**TO DO:**
Repeat the full listing below verbatim and keep the images out.

----------

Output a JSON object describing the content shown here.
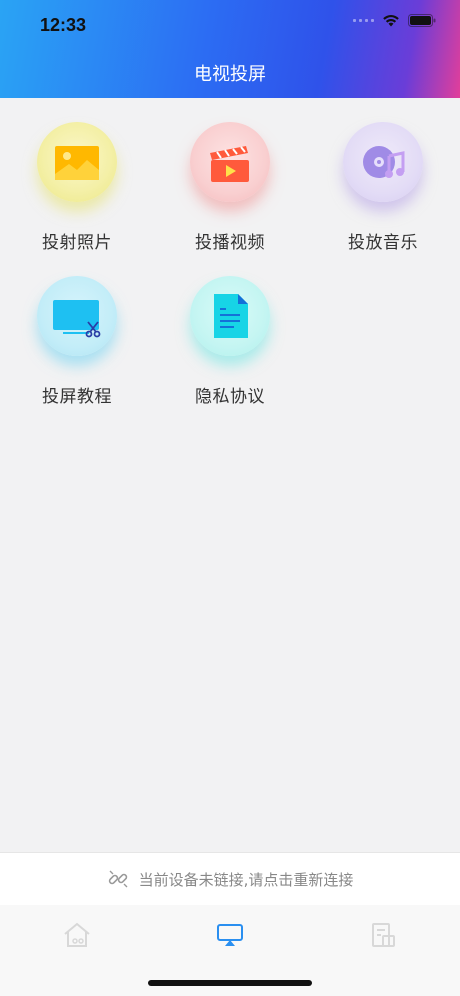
{
  "status": {
    "time": "12:33"
  },
  "header": {
    "title": "电视投屏"
  },
  "features": [
    {
      "label": "投射照片",
      "icon": "photo-icon"
    },
    {
      "label": "投播视频",
      "icon": "video-clapper-icon"
    },
    {
      "label": "投放音乐",
      "icon": "music-disc-icon"
    },
    {
      "label": "投屏教程",
      "icon": "screen-tutorial-icon"
    },
    {
      "label": "隐私协议",
      "icon": "document-icon"
    }
  ],
  "connection": {
    "message": "当前设备未链接,请点击重新连接",
    "icon": "link-icon"
  },
  "tabs": [
    {
      "name": "home",
      "icon": "home-icon"
    },
    {
      "name": "cast",
      "icon": "cast-icon",
      "active": true
    },
    {
      "name": "files",
      "icon": "files-icon"
    }
  ],
  "colors": {
    "header_start": "#2aa4f4",
    "header_end": "#e23e9a",
    "active_tab": "#2a8ff0"
  }
}
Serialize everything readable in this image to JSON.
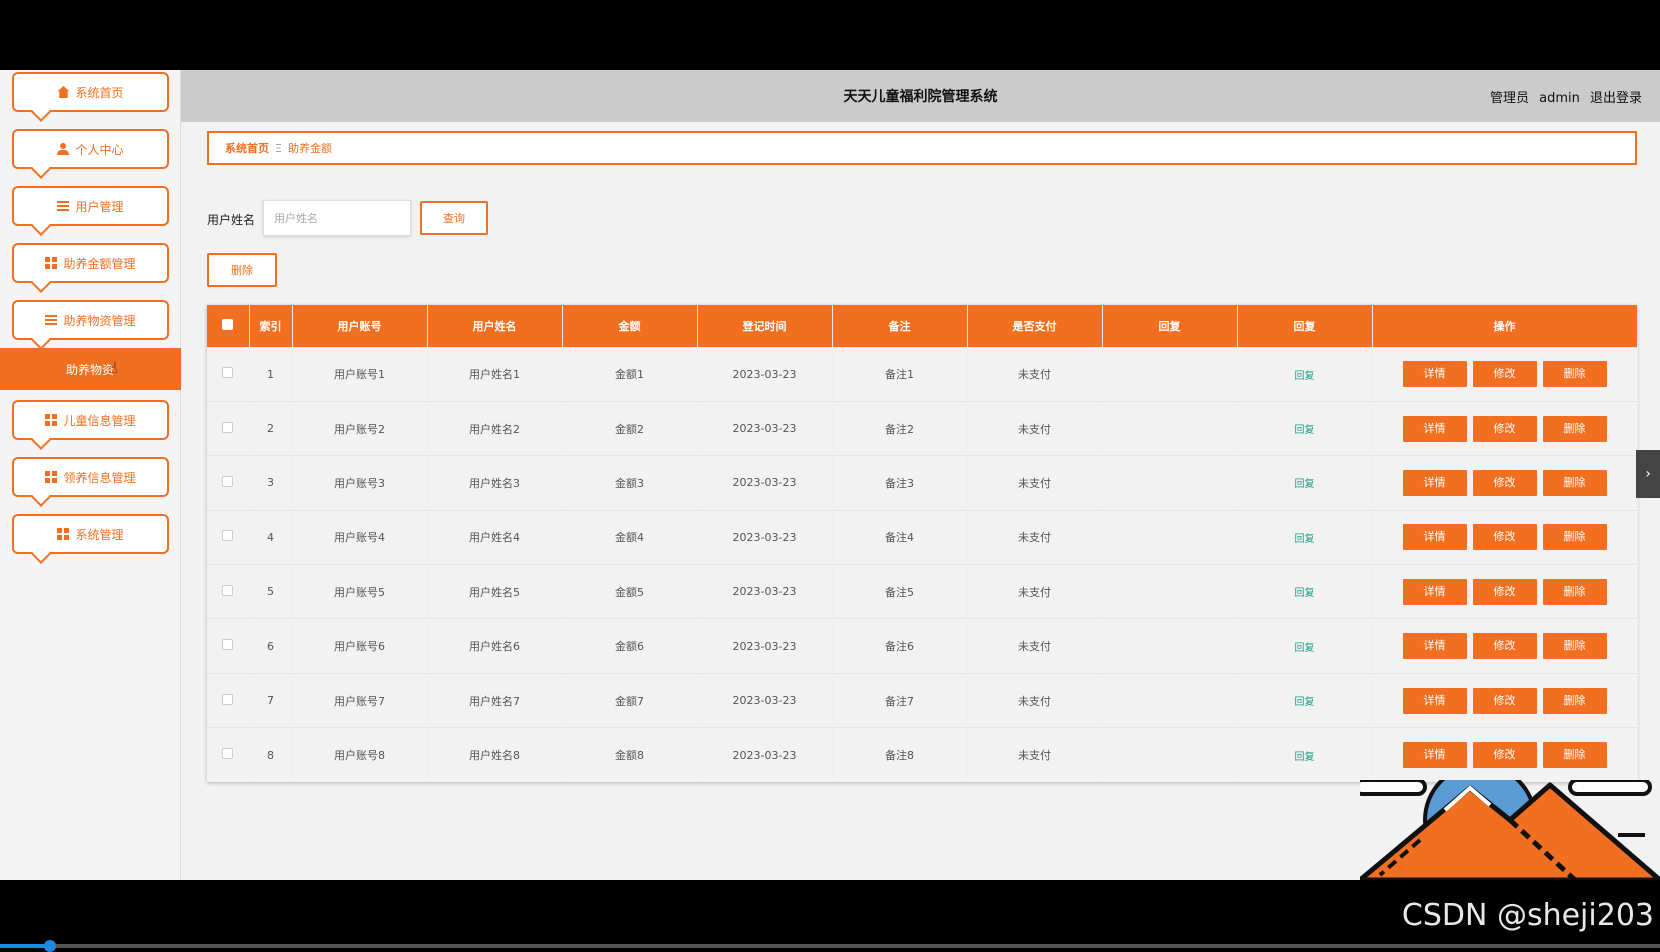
{
  "header": {
    "title": "天天儿童福利院管理系统",
    "role": "管理员",
    "username": "admin",
    "logout": "退出登录"
  },
  "sidebar": {
    "items": [
      {
        "label": "系统首页",
        "icon": "home-icon"
      },
      {
        "label": "个人中心",
        "icon": "user-icon"
      },
      {
        "label": "用户管理",
        "icon": "sliders-icon"
      },
      {
        "label": "助养金额管理",
        "icon": "grid-icon"
      },
      {
        "label": "助养物资管理",
        "icon": "list-icon"
      },
      {
        "label": "儿童信息管理",
        "icon": "grid-icon"
      },
      {
        "label": "领养信息管理",
        "icon": "grid-icon"
      },
      {
        "label": "系统管理",
        "icon": "grid-icon"
      }
    ],
    "active_sub": "助养物资"
  },
  "breadcrumb": {
    "home": "系统首页",
    "separator": "Ξ",
    "current": "助养金额"
  },
  "search": {
    "label": "用户姓名",
    "placeholder": "用户姓名",
    "value": "",
    "button": "查询"
  },
  "toolbar": {
    "delete_label": "删除"
  },
  "table": {
    "headers": [
      "索引",
      "用户账号",
      "用户姓名",
      "金额",
      "登记时间",
      "备注",
      "是否支付",
      "回复",
      "回复",
      "操作"
    ],
    "reply_link": "回复",
    "actions": [
      "详情",
      "修改",
      "删除"
    ],
    "rows": [
      {
        "index": "1",
        "account": "用户账号1",
        "name": "用户姓名1",
        "amount": "金额1",
        "time": "2023-03-23",
        "note": "备注1",
        "paid": "未支付"
      },
      {
        "index": "2",
        "account": "用户账号2",
        "name": "用户姓名2",
        "amount": "金额2",
        "time": "2023-03-23",
        "note": "备注2",
        "paid": "未支付"
      },
      {
        "index": "3",
        "account": "用户账号3",
        "name": "用户姓名3",
        "amount": "金额3",
        "time": "2023-03-23",
        "note": "备注3",
        "paid": "未支付"
      },
      {
        "index": "4",
        "account": "用户账号4",
        "name": "用户姓名4",
        "amount": "金额4",
        "time": "2023-03-23",
        "note": "备注4",
        "paid": "未支付"
      },
      {
        "index": "5",
        "account": "用户账号5",
        "name": "用户姓名5",
        "amount": "金额5",
        "time": "2023-03-23",
        "note": "备注5",
        "paid": "未支付"
      },
      {
        "index": "6",
        "account": "用户账号6",
        "name": "用户姓名6",
        "amount": "金额6",
        "time": "2023-03-23",
        "note": "备注6",
        "paid": "未支付"
      },
      {
        "index": "7",
        "account": "用户账号7",
        "name": "用户姓名7",
        "amount": "金额7",
        "time": "2023-03-23",
        "note": "备注7",
        "paid": "未支付"
      },
      {
        "index": "8",
        "account": "用户账号8",
        "name": "用户姓名8",
        "amount": "金额8",
        "time": "2023-03-23",
        "note": "备注8",
        "paid": "未支付"
      }
    ]
  },
  "watermark": "CSDN @sheji203",
  "video_progress": 0.03,
  "colors": {
    "accent": "#f26f21",
    "reply": "#16a085",
    "header_bg": "#cbcbcb"
  }
}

----------

**EXERCISE SOLUTION:**
Output a JSON object describing the content shown here.
{
  "status": {
    "time": "12:33"
  },
  "header": {
    "title": "电视投屏"
  },
  "features": [
    {
      "label": "投射照片",
      "icon": "photo-icon"
    },
    {
      "label": "投播视频",
      "icon": "video-clapper-icon"
    },
    {
      "label": "投放音乐",
      "icon": "music-disc-icon"
    },
    {
      "label": "投屏教程",
      "icon": "screen-tutorial-icon"
    },
    {
      "label": "隐私协议",
      "icon": "document-icon"
    }
  ],
  "connection": {
    "message": "当前设备未链接,请点击重新连接",
    "icon": "link-icon"
  },
  "tabs": [
    {
      "name": "home",
      "icon": "home-icon"
    },
    {
      "name": "cast",
      "icon": "cast-icon",
      "active": true
    },
    {
      "name": "files",
      "icon": "files-icon"
    }
  ],
  "colors": {
    "header_start": "#2aa4f4",
    "header_end": "#e23e9a",
    "active_tab": "#2a8ff0"
  }
}
Serialize everything readable in this image to JSON.
{
  "header": {
    "title": "天天儿童福利院管理系统",
    "role": "管理员",
    "username": "admin",
    "logout": "退出登录"
  },
  "sidebar": {
    "items": [
      {
        "label": "系统首页",
        "icon": "home-icon"
      },
      {
        "label": "个人中心",
        "icon": "user-icon"
      },
      {
        "label": "用户管理",
        "icon": "sliders-icon"
      },
      {
        "label": "助养金额管理",
        "icon": "grid-icon"
      },
      {
        "label": "助养物资管理",
        "icon": "list-icon"
      },
      {
        "label": "儿童信息管理",
        "icon": "grid-icon"
      },
      {
        "label": "领养信息管理",
        "icon": "grid-icon"
      },
      {
        "label": "系统管理",
        "icon": "grid-icon"
      }
    ],
    "active_sub": "助养物资"
  },
  "breadcrumb": {
    "home": "系统首页",
    "separator": "Ξ",
    "current": "助养金额"
  },
  "search": {
    "label": "用户姓名",
    "placeholder": "用户姓名",
    "value": "",
    "button": "查询"
  },
  "toolbar": {
    "delete_label": "删除"
  },
  "table": {
    "headers": [
      "索引",
      "用户账号",
      "用户姓名",
      "金额",
      "登记时间",
      "备注",
      "是否支付",
      "回复",
      "回复",
      "操作"
    ],
    "reply_link": "回复",
    "actions": [
      "详情",
      "修改",
      "删除"
    ],
    "rows": [
      {
        "index": "1",
        "account": "用户账号1",
        "name": "用户姓名1",
        "amount": "金额1",
        "time": "2023-03-23",
        "note": "备注1",
        "paid": "未支付"
      },
      {
        "index": "2",
        "account": "用户账号2",
        "name": "用户姓名2",
        "amount": "金额2",
        "time": "2023-03-23",
        "note": "备注2",
        "paid": "未支付"
      },
      {
        "index": "3",
        "account": "用户账号3",
        "name": "用户姓名3",
        "amount": "金额3",
        "time": "2023-03-23",
        "note": "备注3",
        "paid": "未支付"
      },
      {
        "index": "4",
        "account": "用户账号4",
        "name": "用户姓名4",
        "amount": "金额4",
        "time": "2023-03-23",
        "note": "备注4",
        "paid": "未支付"
      },
      {
        "index": "5",
        "account": "用户账号5",
        "name": "用户姓名5",
        "amount": "金额5",
        "time": "2023-03-23",
        "note": "备注5",
        "paid": "未支付"
      },
      {
        "index": "6",
        "account": "用户账号6",
        "name": "用户姓名6",
        "amount": "金额6",
        "time": "2023-03-23",
        "note": "备注6",
        "paid": "未支付"
      },
      {
        "index": "7",
        "account": "用户账号7",
        "name": "用户姓名7",
        "amount": "金额7",
        "time": "2023-03-23",
        "note": "备注7",
        "paid": "未支付"
      },
      {
        "index": "8",
        "account": "用户账号8",
        "name": "用户姓名8",
        "amount": "金额8",
        "time": "2023-03-23",
        "note": "备注8",
        "paid": "未支付"
      }
    ]
  },
  "watermark": "CSDN @sheji203",
  "video_progress": 0.03,
  "colors": {
    "accent": "#f26f21",
    "reply": "#16a085",
    "header_bg": "#cbcbcb"
  }
}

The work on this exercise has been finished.